**Exercise:**
An exact copy of all the data is required, with pictures left out.

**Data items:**
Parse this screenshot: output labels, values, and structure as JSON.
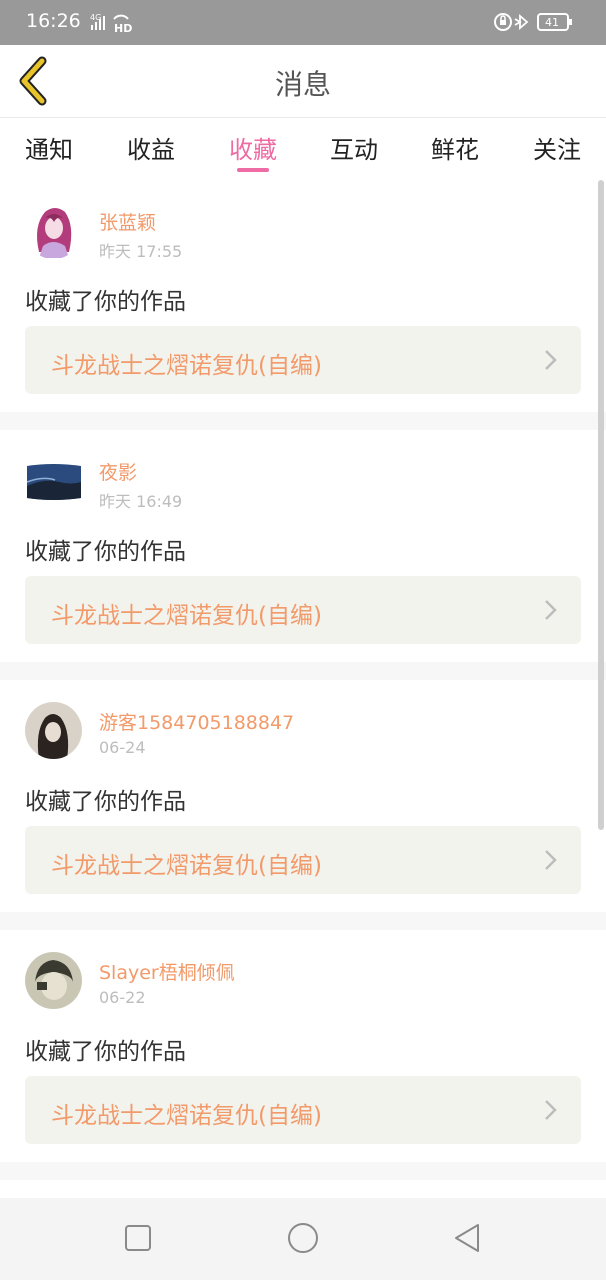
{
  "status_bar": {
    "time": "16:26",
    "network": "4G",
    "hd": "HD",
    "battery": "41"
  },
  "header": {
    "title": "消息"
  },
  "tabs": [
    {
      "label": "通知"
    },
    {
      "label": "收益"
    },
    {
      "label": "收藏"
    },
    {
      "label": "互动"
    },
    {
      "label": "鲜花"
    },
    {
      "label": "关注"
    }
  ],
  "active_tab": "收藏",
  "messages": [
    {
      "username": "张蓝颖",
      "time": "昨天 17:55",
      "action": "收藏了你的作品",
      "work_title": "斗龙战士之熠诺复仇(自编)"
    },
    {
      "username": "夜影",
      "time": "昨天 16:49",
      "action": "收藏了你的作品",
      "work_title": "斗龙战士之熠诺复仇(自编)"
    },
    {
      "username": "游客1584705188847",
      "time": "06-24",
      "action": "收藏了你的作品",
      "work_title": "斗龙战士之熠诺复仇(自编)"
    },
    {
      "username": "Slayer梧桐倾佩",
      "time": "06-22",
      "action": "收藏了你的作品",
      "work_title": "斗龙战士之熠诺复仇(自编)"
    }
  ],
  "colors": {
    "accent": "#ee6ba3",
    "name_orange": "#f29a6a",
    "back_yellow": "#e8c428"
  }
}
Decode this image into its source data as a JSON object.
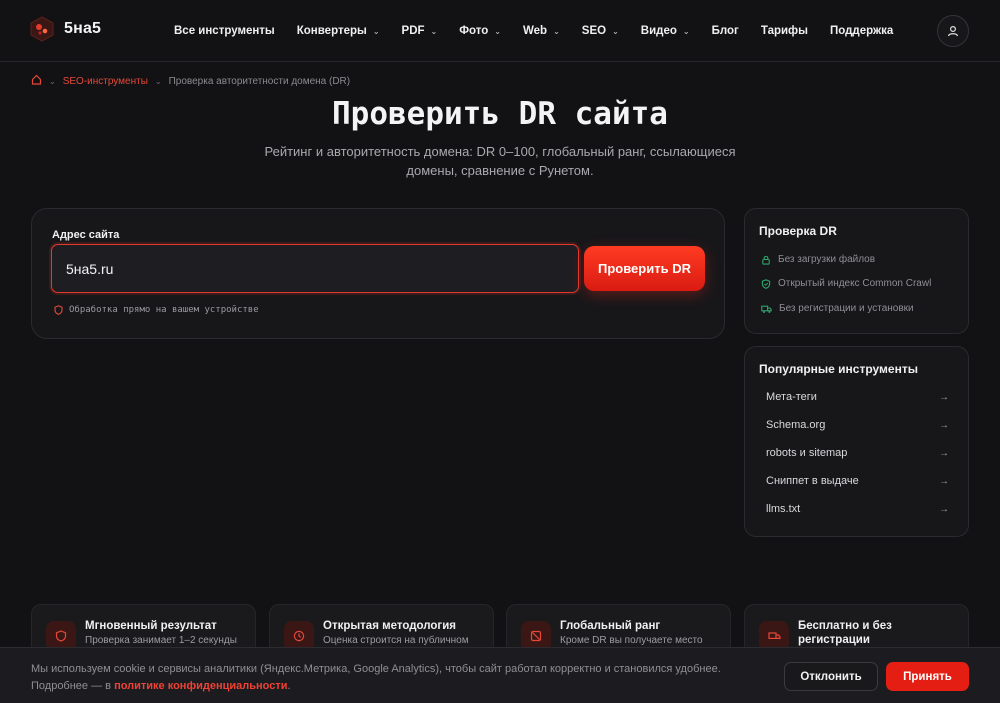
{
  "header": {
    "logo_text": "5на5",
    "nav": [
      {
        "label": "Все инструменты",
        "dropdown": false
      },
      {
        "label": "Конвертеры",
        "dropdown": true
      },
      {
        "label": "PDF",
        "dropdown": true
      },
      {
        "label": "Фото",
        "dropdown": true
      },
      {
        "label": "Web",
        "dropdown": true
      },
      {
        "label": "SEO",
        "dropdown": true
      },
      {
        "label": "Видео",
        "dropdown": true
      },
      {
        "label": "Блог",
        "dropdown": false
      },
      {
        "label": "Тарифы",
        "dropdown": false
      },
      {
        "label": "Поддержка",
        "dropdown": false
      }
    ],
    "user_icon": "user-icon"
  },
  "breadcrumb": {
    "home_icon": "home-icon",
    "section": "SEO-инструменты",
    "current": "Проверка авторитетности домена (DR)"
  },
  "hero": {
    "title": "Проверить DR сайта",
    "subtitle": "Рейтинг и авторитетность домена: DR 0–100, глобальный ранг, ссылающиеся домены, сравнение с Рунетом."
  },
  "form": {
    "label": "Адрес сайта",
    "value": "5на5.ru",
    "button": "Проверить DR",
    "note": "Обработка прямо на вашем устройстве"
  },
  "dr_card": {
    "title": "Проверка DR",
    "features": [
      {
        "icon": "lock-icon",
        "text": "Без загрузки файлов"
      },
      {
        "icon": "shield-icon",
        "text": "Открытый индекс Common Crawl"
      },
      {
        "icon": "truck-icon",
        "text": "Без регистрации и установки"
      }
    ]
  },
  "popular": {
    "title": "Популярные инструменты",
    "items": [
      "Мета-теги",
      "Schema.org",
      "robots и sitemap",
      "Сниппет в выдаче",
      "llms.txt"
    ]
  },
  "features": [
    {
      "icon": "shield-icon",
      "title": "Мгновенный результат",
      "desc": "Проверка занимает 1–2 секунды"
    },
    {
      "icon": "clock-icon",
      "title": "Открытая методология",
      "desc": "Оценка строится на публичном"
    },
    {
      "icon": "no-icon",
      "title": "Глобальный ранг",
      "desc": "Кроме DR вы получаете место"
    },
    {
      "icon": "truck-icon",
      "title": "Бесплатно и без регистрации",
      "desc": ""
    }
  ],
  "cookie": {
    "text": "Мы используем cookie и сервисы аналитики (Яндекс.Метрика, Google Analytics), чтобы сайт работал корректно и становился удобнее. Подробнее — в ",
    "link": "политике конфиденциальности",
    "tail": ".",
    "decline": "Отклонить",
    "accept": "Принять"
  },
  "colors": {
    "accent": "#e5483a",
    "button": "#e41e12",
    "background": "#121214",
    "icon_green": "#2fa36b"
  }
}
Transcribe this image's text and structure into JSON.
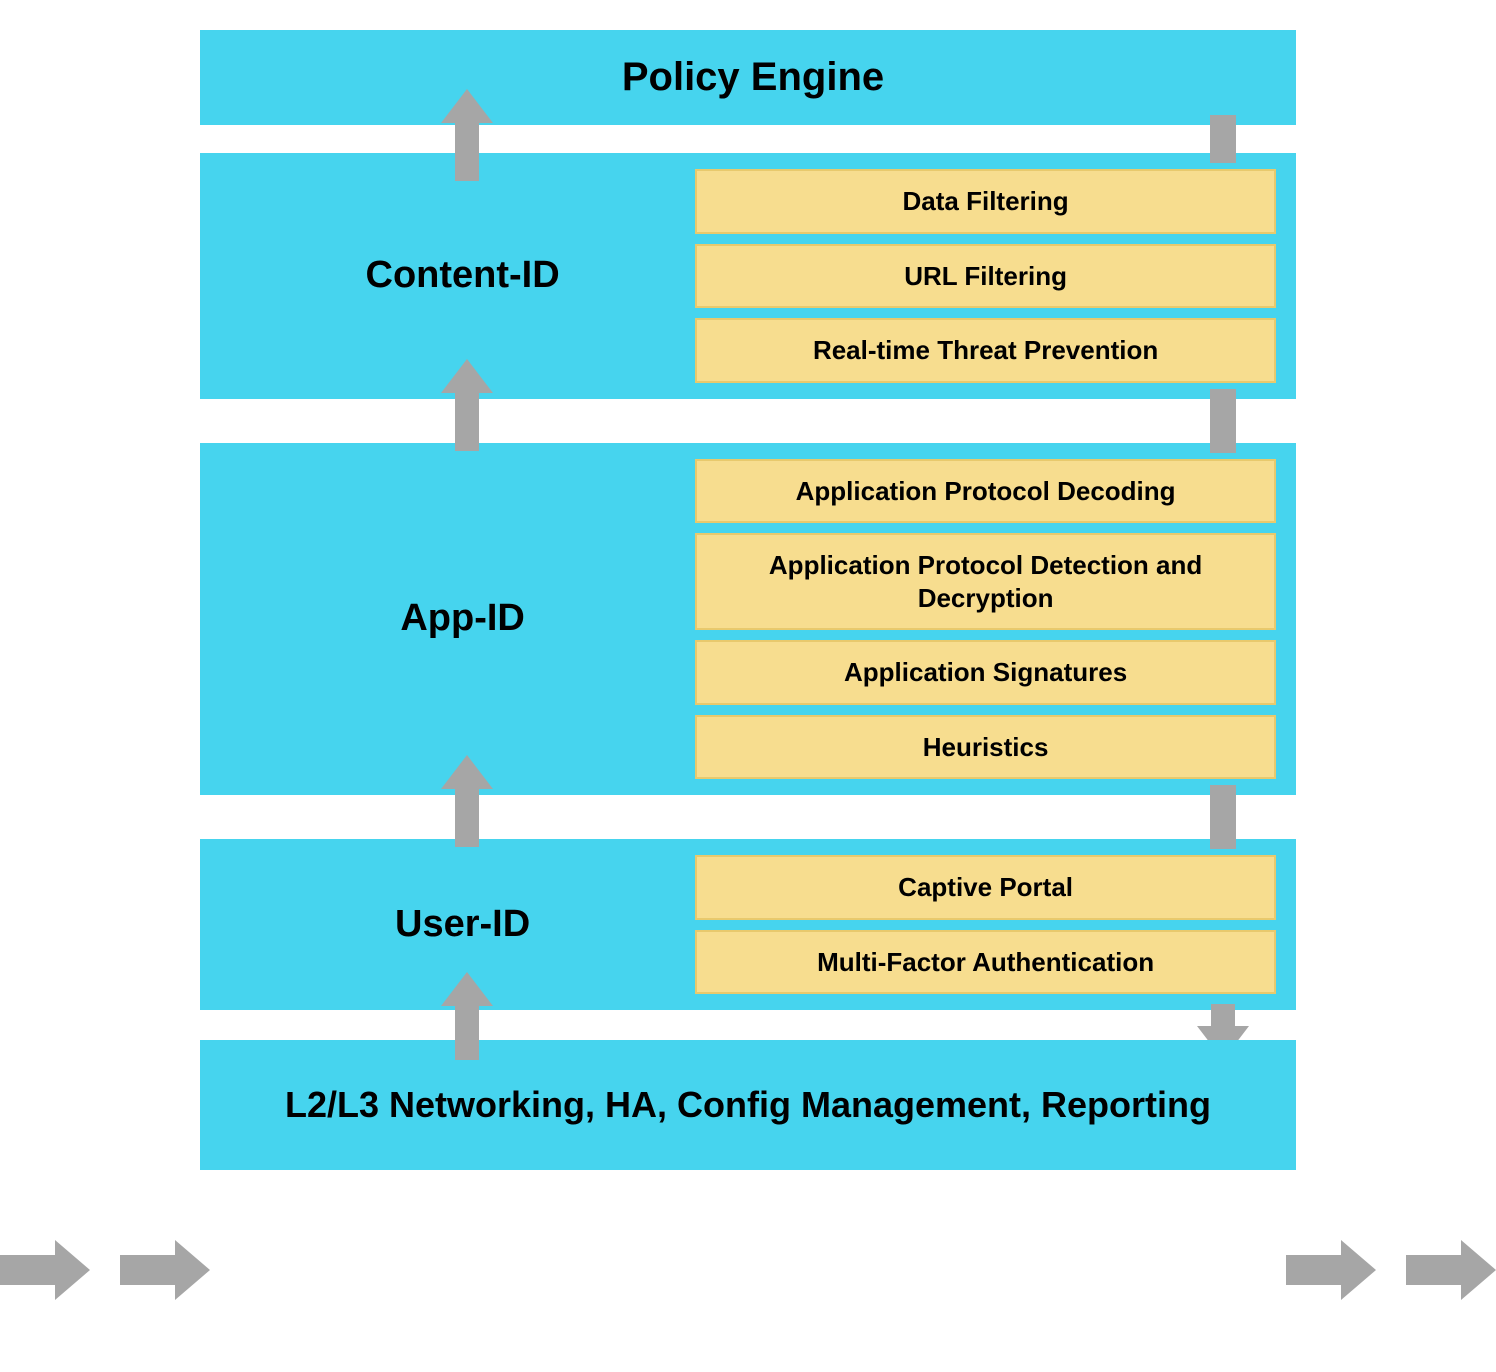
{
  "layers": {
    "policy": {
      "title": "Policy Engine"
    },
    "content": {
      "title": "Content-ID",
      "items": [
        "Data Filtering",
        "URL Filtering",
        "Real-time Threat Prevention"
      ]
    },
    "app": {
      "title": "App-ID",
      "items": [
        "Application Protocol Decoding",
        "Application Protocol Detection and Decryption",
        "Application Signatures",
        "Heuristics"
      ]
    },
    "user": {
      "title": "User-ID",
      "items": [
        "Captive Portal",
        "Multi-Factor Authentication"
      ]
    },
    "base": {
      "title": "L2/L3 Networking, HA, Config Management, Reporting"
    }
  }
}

**Response for this exercise:**
Parse this screenshot: output labels, values, and structure as JSON.
{
  "status_bar": {
    "time": "16:26",
    "network": "4G",
    "hd": "HD",
    "battery": "41"
  },
  "header": {
    "title": "消息"
  },
  "tabs": [
    {
      "label": "通知"
    },
    {
      "label": "收益"
    },
    {
      "label": "收藏"
    },
    {
      "label": "互动"
    },
    {
      "label": "鲜花"
    },
    {
      "label": "关注"
    }
  ],
  "active_tab": "收藏",
  "messages": [
    {
      "username": "张蓝颖",
      "time": "昨天 17:55",
      "action": "收藏了你的作品",
      "work_title": "斗龙战士之熠诺复仇(自编)"
    },
    {
      "username": "夜影",
      "time": "昨天 16:49",
      "action": "收藏了你的作品",
      "work_title": "斗龙战士之熠诺复仇(自编)"
    },
    {
      "username": "游客1584705188847",
      "time": "06-24",
      "action": "收藏了你的作品",
      "work_title": "斗龙战士之熠诺复仇(自编)"
    },
    {
      "username": "Slayer梧桐倾佩",
      "time": "06-22",
      "action": "收藏了你的作品",
      "work_title": "斗龙战士之熠诺复仇(自编)"
    }
  ],
  "colors": {
    "accent": "#ee6ba3",
    "name_orange": "#f29a6a",
    "back_yellow": "#e8c428"
  }
}
Decode this image into its source data as a JSON object.
{
  "header": {
    "logo_text": "5на5",
    "nav": [
      {
        "label": "Все инструменты",
        "dropdown": false
      },
      {
        "label": "Конвертеры",
        "dropdown": true
      },
      {
        "label": "PDF",
        "dropdown": true
      },
      {
        "label": "Фото",
        "dropdown": true
      },
      {
        "label": "Web",
        "dropdown": true
      },
      {
        "label": "SEO",
        "dropdown": true
      },
      {
        "label": "Видео",
        "dropdown": true
      },
      {
        "label": "Блог",
        "dropdown": false
      },
      {
        "label": "Тарифы",
        "dropdown": false
      },
      {
        "label": "Поддержка",
        "dropdown": false
      }
    ],
    "user_icon": "user-icon"
  },
  "breadcrumb": {
    "home_icon": "home-icon",
    "section": "SEO-инструменты",
    "current": "Проверка авторитетности домена (DR)"
  },
  "hero": {
    "title": "Проверить DR сайта",
    "subtitle": "Рейтинг и авторитетность домена: DR 0–100, глобальный ранг, ссылающиеся домены, сравнение с Рунетом."
  },
  "form": {
    "label": "Адрес сайта",
    "value": "5на5.ru",
    "button": "Проверить DR",
    "note": "Обработка прямо на вашем устройстве"
  },
  "dr_card": {
    "title": "Проверка DR",
    "features": [
      {
        "icon": "lock-icon",
        "text": "Без загрузки файлов"
      },
      {
        "icon": "shield-icon",
        "text": "Открытый индекс Common Crawl"
      },
      {
        "icon": "truck-icon",
        "text": "Без регистрации и установки"
      }
    ]
  },
  "popular": {
    "title": "Популярные инструменты",
    "items": [
      "Мета-теги",
      "Schema.org",
      "robots и sitemap",
      "Сниппет в выдаче",
      "llms.txt"
    ]
  },
  "features": [
    {
      "icon": "shield-icon",
      "title": "Мгновенный результат",
      "desc": "Проверка занимает 1–2 секунды"
    },
    {
      "icon": "clock-icon",
      "title": "Открытая методология",
      "desc": "Оценка строится на публичном"
    },
    {
      "icon": "no-icon",
      "title": "Глобальный ранг",
      "desc": "Кроме DR вы получаете место"
    },
    {
      "icon": "truck-icon",
      "title": "Бесплатно и без регистрации",
      "desc": ""
    }
  ],
  "cookie": {
    "text": "Мы используем cookie и сервисы аналитики (Яндекс.Метрика, Google Analytics), чтобы сайт работал корректно и становился удобнее. Подробнее — в ",
    "link": "политике конфиденциальности",
    "tail": ".",
    "decline": "Отклонить",
    "accept": "Принять"
  },
  "colors": {
    "accent": "#e5483a",
    "button": "#e41e12",
    "background": "#121214",
    "icon_green": "#2fa36b"
  }
}
Transcribe this image's text and structure into JSON.
{
  "layers": {
    "policy": {
      "title": "Policy Engine"
    },
    "content": {
      "title": "Content-ID",
      "items": [
        "Data Filtering",
        "URL Filtering",
        "Real-time Threat Prevention"
      ]
    },
    "app": {
      "title": "App-ID",
      "items": [
        "Application Protocol Decoding",
        "Application Protocol Detection and Decryption",
        "Application Signatures",
        "Heuristics"
      ]
    },
    "user": {
      "title": "User-ID",
      "items": [
        "Captive Portal",
        "Multi-Factor Authentication"
      ]
    },
    "base": {
      "title": "L2/L3 Networking, HA, Config Management, Reporting"
    }
  }
}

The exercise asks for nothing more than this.